CHALLENGE → Repeat the records word for word, excluding any picture.

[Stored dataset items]
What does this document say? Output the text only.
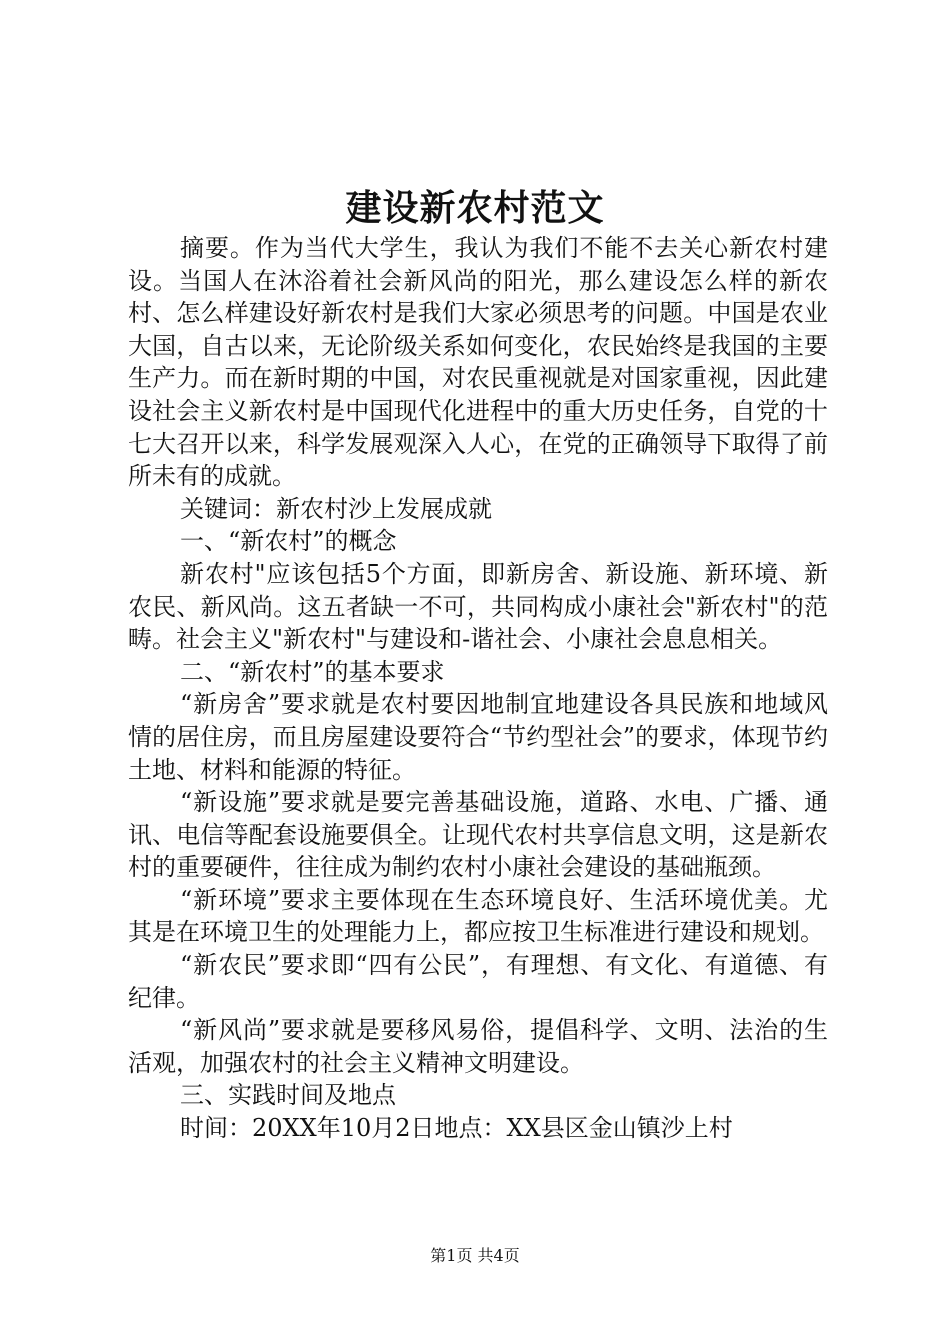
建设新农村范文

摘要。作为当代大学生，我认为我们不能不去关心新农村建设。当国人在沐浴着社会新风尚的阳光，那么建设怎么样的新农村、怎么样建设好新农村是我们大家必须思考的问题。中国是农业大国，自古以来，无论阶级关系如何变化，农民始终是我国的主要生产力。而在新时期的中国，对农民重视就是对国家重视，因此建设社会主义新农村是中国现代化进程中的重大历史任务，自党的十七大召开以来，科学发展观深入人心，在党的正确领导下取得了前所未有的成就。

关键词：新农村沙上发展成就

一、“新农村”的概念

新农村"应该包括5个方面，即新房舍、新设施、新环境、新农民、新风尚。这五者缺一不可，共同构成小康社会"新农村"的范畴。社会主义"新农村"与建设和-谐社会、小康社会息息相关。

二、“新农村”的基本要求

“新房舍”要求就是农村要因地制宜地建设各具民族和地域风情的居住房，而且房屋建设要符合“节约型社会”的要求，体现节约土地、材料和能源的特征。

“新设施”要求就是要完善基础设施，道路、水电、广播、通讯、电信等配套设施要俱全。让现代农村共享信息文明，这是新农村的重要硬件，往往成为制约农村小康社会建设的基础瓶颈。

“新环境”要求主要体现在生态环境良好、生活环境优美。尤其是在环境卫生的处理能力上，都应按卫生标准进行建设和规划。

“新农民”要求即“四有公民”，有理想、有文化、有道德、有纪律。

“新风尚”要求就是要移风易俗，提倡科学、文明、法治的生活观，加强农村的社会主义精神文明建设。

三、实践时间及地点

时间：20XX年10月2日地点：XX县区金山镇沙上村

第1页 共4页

RESULT →
What does this document say? Output the text only.
建设新农村范文

摘要。作为当代大学生，我认为我们不能不去关心新农村建设。当国人在沐浴着社会新风尚的阳光，那么建设怎么样的新农村、怎么样建设好新农村是我们大家必须思考的问题。中国是农业大国，自古以来，无论阶级关系如何变化，农民始终是我国的主要生产力。而在新时期的中国，对农民重视就是对国家重视，因此建设社会主义新农村是中国现代化进程中的重大历史任务，自党的十七大召开以来，科学发展观深入人心，在党的正确领导下取得了前所未有的成就。

关键词：新农村沙上发展成就

一、“新农村”的概念

新农村"应该包括5个方面，即新房舍、新设施、新环境、新农民、新风尚。这五者缺一不可，共同构成小康社会"新农村"的范畴。社会主义"新农村"与建设和-谐社会、小康社会息息相关。

二、“新农村”的基本要求

“新房舍”要求就是农村要因地制宜地建设各具民族和地域风情的居住房，而且房屋建设要符合“节约型社会”的要求，体现节约土地、材料和能源的特征。

“新设施”要求就是要完善基础设施，道路、水电、广播、通讯、电信等配套设施要俱全。让现代农村共享信息文明，这是新农村的重要硬件，往往成为制约农村小康社会建设的基础瓶颈。

“新环境”要求主要体现在生态环境良好、生活环境优美。尤其是在环境卫生的处理能力上，都应按卫生标准进行建设和规划。

“新农民”要求即“四有公民”，有理想、有文化、有道德、有纪律。

“新风尚”要求就是要移风易俗，提倡科学、文明、法治的生活观，加强农村的社会主义精神文明建设。

三、实践时间及地点

时间：20XX年10月2日地点：XX县区金山镇沙上村

第1页 共4页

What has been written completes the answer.